# start of Records for this task

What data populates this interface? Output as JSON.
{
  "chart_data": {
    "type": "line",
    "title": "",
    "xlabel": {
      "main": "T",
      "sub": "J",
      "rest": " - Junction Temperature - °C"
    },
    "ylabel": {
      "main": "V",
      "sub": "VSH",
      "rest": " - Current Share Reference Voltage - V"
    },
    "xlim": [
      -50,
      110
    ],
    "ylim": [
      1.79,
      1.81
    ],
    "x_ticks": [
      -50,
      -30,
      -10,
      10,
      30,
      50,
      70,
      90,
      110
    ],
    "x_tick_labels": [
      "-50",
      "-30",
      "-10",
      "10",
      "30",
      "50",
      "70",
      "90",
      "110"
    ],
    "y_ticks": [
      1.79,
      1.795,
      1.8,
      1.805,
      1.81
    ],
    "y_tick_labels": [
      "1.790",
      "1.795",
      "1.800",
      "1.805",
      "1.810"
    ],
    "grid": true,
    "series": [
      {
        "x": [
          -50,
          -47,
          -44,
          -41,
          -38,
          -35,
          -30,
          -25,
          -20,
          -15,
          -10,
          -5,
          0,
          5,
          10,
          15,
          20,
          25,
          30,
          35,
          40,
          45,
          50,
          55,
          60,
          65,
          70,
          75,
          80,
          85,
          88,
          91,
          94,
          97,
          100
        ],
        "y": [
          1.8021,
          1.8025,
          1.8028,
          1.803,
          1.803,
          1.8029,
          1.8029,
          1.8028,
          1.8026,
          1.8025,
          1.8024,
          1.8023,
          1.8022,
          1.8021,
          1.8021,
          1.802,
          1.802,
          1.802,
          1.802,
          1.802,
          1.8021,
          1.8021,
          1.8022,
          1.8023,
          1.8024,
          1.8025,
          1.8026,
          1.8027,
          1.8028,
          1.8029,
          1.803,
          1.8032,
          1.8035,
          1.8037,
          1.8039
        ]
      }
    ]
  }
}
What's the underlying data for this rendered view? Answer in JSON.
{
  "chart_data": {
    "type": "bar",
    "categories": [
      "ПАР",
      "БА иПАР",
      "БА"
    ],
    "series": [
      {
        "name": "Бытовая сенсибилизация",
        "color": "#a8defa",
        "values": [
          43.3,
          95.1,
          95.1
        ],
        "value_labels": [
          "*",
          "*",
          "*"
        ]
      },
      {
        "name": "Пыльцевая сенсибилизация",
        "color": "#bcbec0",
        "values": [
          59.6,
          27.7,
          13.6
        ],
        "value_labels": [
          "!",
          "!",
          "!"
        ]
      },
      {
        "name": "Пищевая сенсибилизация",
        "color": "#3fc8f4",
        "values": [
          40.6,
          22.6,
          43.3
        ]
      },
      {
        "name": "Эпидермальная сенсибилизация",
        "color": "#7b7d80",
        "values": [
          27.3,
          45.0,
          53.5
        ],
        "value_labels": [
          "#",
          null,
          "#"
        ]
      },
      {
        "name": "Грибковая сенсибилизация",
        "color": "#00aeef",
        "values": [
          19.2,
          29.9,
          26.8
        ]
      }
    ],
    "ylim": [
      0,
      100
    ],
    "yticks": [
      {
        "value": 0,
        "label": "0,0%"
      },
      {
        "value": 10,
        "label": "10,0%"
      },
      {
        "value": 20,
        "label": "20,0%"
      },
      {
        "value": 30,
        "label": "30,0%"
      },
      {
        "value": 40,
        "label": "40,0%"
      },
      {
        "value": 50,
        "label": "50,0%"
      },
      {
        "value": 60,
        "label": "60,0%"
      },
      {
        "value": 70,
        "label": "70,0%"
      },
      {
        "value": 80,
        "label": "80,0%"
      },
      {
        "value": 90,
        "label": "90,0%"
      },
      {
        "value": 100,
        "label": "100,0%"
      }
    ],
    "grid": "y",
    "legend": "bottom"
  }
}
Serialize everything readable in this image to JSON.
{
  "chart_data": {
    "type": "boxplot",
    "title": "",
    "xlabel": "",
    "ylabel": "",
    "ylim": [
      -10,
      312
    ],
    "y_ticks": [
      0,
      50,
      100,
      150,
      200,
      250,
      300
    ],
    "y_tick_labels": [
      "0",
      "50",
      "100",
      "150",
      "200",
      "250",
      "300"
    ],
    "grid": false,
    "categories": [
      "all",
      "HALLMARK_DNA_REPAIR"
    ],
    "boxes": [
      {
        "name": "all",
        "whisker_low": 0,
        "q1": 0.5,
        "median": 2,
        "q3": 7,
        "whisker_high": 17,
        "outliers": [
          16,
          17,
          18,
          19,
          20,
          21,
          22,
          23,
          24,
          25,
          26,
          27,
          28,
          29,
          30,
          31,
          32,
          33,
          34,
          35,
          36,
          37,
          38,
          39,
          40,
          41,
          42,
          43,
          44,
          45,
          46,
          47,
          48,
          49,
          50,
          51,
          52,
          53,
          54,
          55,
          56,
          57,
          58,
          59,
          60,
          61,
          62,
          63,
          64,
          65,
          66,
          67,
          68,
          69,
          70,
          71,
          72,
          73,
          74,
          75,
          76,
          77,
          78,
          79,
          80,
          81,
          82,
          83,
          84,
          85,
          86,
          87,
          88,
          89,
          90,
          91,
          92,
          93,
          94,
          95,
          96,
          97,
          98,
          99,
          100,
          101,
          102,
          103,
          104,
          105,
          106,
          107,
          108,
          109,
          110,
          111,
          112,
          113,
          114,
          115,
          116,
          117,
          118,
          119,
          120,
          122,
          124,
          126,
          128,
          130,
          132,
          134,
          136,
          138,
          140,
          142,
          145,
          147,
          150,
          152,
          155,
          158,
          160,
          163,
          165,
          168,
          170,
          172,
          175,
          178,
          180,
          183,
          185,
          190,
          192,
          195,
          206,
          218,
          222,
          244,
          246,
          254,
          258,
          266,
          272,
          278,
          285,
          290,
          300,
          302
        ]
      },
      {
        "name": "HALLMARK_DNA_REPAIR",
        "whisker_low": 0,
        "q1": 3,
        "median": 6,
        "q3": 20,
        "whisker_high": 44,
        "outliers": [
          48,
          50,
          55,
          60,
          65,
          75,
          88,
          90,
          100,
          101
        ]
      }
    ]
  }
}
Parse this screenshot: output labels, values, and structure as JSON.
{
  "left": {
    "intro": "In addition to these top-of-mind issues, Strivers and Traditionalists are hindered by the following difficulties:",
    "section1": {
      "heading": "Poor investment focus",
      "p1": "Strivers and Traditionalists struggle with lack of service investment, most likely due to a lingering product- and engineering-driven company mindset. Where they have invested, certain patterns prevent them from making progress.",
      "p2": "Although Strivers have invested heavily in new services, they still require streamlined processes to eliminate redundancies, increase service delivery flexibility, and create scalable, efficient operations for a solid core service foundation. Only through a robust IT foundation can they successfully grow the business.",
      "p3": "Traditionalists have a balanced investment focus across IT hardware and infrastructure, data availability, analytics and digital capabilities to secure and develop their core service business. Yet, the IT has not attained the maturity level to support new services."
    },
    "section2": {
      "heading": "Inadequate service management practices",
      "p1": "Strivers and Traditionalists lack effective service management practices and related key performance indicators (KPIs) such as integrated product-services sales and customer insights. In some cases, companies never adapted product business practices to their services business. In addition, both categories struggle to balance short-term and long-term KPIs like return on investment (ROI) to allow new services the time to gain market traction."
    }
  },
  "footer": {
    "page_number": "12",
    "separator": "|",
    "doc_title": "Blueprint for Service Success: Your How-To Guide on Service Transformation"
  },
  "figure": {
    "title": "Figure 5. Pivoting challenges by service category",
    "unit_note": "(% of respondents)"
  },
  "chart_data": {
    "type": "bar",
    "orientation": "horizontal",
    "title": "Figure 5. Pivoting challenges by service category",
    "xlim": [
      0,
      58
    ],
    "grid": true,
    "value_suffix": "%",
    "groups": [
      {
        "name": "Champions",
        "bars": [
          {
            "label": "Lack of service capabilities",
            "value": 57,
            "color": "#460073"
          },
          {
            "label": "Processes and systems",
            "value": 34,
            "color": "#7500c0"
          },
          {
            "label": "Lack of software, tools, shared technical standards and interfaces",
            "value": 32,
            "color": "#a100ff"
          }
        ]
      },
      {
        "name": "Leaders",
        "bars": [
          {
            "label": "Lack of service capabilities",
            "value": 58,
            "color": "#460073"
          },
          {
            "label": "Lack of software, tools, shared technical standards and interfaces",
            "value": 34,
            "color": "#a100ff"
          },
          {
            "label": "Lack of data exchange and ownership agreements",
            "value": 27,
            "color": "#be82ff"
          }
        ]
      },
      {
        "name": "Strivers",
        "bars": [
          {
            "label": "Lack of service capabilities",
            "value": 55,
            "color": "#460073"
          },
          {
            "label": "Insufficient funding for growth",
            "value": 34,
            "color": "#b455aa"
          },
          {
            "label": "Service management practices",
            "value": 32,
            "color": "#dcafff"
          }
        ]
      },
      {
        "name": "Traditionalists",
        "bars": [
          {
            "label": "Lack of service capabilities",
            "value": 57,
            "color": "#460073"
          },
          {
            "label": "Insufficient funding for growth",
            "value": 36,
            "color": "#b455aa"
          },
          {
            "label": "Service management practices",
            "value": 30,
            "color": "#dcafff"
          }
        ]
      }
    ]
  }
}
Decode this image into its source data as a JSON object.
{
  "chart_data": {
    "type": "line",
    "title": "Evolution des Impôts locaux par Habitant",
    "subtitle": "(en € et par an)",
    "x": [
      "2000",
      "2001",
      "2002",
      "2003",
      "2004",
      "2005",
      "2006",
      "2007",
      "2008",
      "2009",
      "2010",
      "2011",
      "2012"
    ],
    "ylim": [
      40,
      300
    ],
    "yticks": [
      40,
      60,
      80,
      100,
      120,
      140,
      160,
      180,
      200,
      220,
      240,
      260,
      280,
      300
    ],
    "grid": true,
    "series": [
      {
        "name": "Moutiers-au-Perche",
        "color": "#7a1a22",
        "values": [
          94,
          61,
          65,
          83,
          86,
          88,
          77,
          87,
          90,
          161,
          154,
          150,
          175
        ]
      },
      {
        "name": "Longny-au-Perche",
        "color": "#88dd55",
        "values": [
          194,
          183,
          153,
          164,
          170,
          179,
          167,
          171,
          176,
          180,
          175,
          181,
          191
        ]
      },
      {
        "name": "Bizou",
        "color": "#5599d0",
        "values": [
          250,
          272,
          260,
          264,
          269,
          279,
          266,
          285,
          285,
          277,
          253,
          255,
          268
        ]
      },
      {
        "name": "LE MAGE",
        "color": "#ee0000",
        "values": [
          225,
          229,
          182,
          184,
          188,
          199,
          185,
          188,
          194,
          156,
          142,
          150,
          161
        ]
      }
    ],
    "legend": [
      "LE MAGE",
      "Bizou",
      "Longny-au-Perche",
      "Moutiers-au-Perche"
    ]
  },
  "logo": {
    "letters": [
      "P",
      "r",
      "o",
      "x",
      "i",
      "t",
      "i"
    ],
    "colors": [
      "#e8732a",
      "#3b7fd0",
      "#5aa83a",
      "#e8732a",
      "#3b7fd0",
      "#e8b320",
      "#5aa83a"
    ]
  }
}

# end of Records for this task

- [Your task] From the data above, gather every line that includes the word "struggle".

- [Result of this exercise]
      "p1": "Strivers and Traditionalists struggle with lack of service investment, most likely due to a lingering product- and engineering-driven company mindset. Where they have invested, certain patterns prevent them from making progress.",
      "p1": "Strivers and Traditionalists lack effective service management practices and related key performance indicators (KPIs) such as integrated product-services sales and customer insights. In some cases, companies never adapted product business practices to their services business. In addition, both categories struggle to balance short-term and long-term KPIs like return on investment (ROI) to allow new services the time to gain market traction."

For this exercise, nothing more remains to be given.